— begin Data for the task —

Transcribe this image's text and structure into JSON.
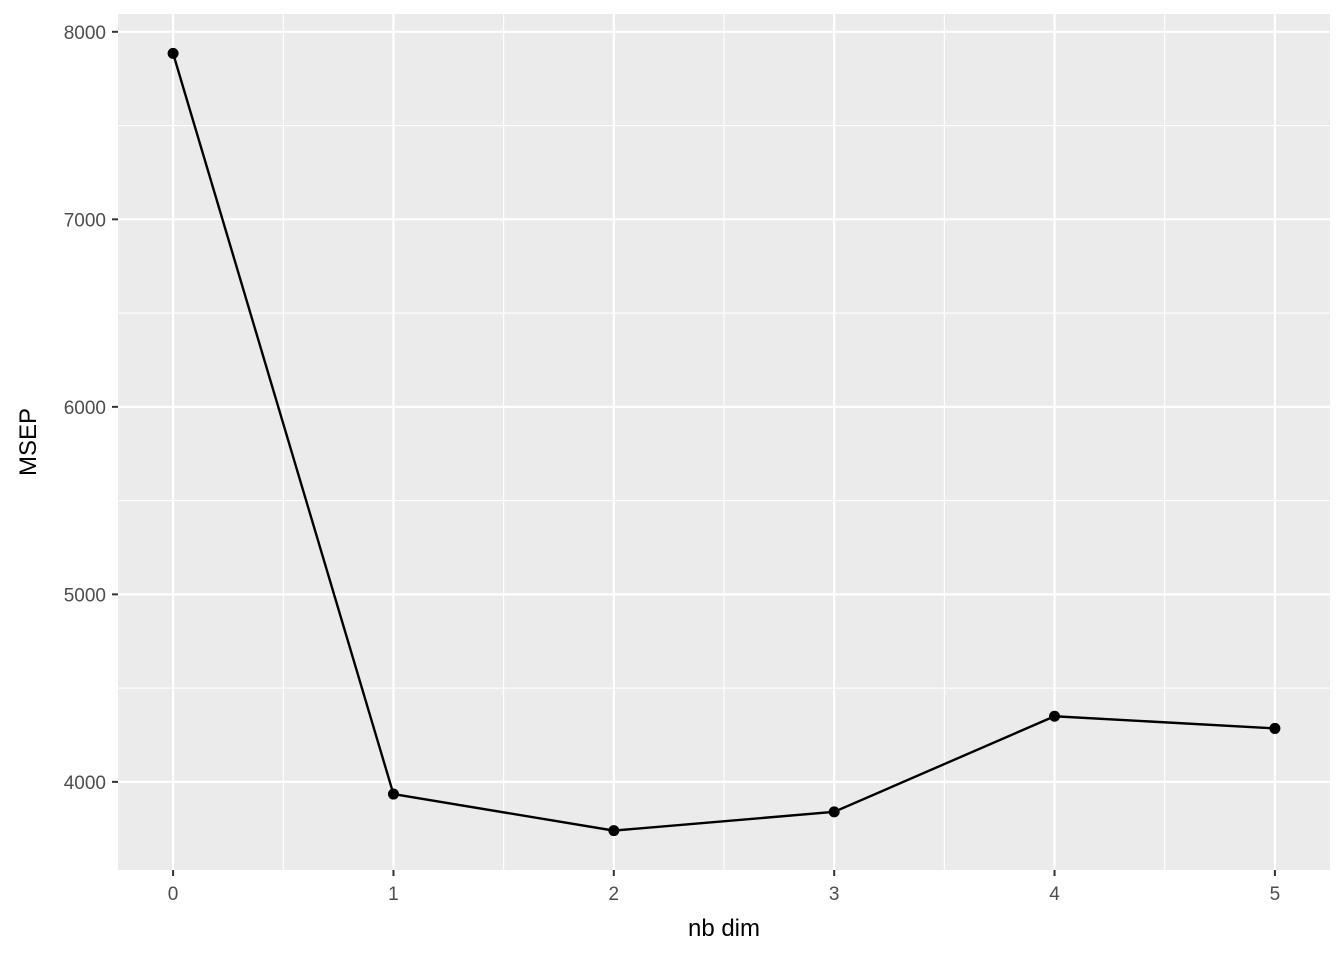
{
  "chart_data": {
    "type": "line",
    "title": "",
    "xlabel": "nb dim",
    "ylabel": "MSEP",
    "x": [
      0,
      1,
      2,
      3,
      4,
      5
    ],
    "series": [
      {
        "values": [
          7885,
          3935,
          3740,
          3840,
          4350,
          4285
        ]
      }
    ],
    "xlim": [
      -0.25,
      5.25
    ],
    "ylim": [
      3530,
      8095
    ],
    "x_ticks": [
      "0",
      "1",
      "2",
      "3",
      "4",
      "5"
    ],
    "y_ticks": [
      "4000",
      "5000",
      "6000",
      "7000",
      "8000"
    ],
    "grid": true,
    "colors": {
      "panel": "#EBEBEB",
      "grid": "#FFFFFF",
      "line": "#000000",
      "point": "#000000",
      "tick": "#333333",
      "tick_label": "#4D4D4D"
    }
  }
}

— end Data for the task —

Transcribe the listing above verbatim. Omit the pictures.

Transcribe this image's text and structure into JSON.
{
  "chart_data": {
    "type": "line",
    "title": "",
    "xlabel": "nb dim",
    "ylabel": "MSEP",
    "x": [
      0,
      1,
      2,
      3,
      4,
      5
    ],
    "series": [
      {
        "values": [
          7885,
          3935,
          3740,
          3840,
          4350,
          4285
        ]
      }
    ],
    "xlim": [
      -0.25,
      5.25
    ],
    "ylim": [
      3530,
      8095
    ],
    "x_ticks": [
      "0",
      "1",
      "2",
      "3",
      "4",
      "5"
    ],
    "y_ticks": [
      "4000",
      "5000",
      "6000",
      "7000",
      "8000"
    ],
    "grid": true,
    "colors": {
      "panel": "#EBEBEB",
      "grid": "#FFFFFF",
      "line": "#000000",
      "point": "#000000",
      "tick": "#333333",
      "tick_label": "#4D4D4D"
    }
  }
}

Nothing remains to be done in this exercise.